- _Dataset extract_:
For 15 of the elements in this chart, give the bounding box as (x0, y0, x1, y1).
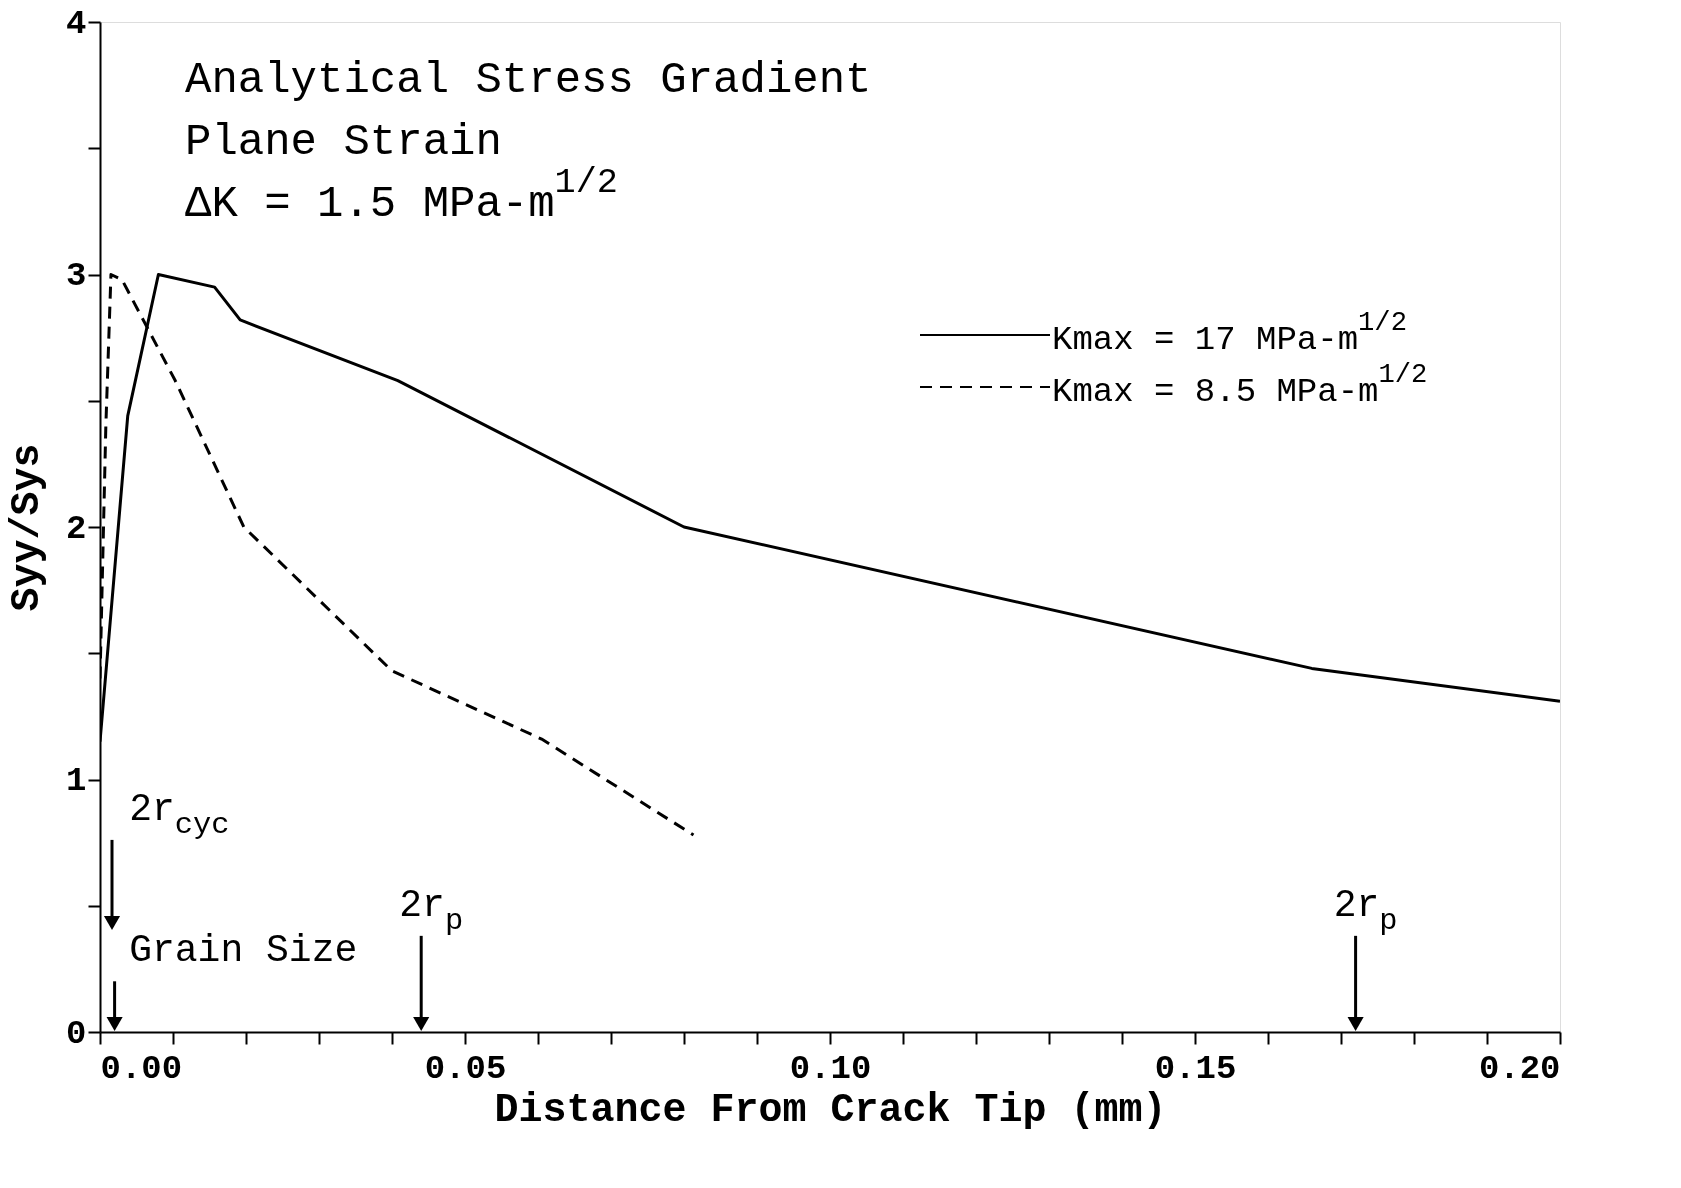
y-tick-label: 4 (66, 4, 87, 43)
annotation: Grain Size (129, 929, 358, 973)
y-tick-label: 2 (66, 509, 87, 548)
y-axis-title: Syy/Sys (5, 443, 51, 612)
x-tick-label: 0.00 (100, 1049, 183, 1088)
x-tick-label: 0.05 (424, 1049, 507, 1088)
x-tick-label: 0.15 (1154, 1049, 1237, 1088)
x-tick-label: 0.20 (1478, 1049, 1561, 1088)
annotation: Analytical Stress Gradient (185, 55, 872, 105)
y-tick-label: 1 (66, 762, 87, 800)
x-axis-title: Distance From Crack Tip (mm) (494, 1087, 1167, 1133)
annotation: Plane Strain (185, 117, 502, 167)
y-tick-label: 0 (66, 1014, 87, 1053)
x-tick-label: 0.10 (789, 1049, 872, 1088)
y-tick-label: 3 (66, 257, 87, 295)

- _Work instructions_: Rewrite every line of the data above as a Markdown table with the columns "Row" and "Line", numbering the rows in order and omitting blank lines. Leave the pictures out of the table.

- _Response below_:
| Row | Line |
|---|---|
| 1 | For 15 of the elements in this chart, give the bounding box as (x0, y0, x1, y1). |
| 2 | y-tick-label: 4 (66, 4, 87, 43) |
| 3 | annotation: Grain Size (129, 929, 358, 973) |
| 4 | y-tick-label: 2 (66, 509, 87, 548) |
| 5 | y-axis-title: Syy/Sys (5, 443, 51, 612) |
| 6 | x-tick-label: 0.00 (100, 1049, 183, 1088) |
| 7 | x-tick-label: 0.05 (424, 1049, 507, 1088) |
| 8 | x-tick-label: 0.15 (1154, 1049, 1237, 1088) |
| 9 | x-tick-label: 0.20 (1478, 1049, 1561, 1088) |
| 10 | annotation: Analytical Stress Gradient (185, 55, 872, 105) |
| 11 | y-tick-label: 1 (66, 762, 87, 800) |
| 12 | x-axis-title: Distance From Crack Tip (mm) (494, 1087, 1167, 1133) |
| 13 | annotation: Plane Strain (185, 117, 502, 167) |
| 14 | y-tick-label: 0 (66, 1014, 87, 1053) |
| 15 | x-tick-label: 0.10 (789, 1049, 872, 1088) |
| 16 | y-tick-label: 3 (66, 257, 87, 295) |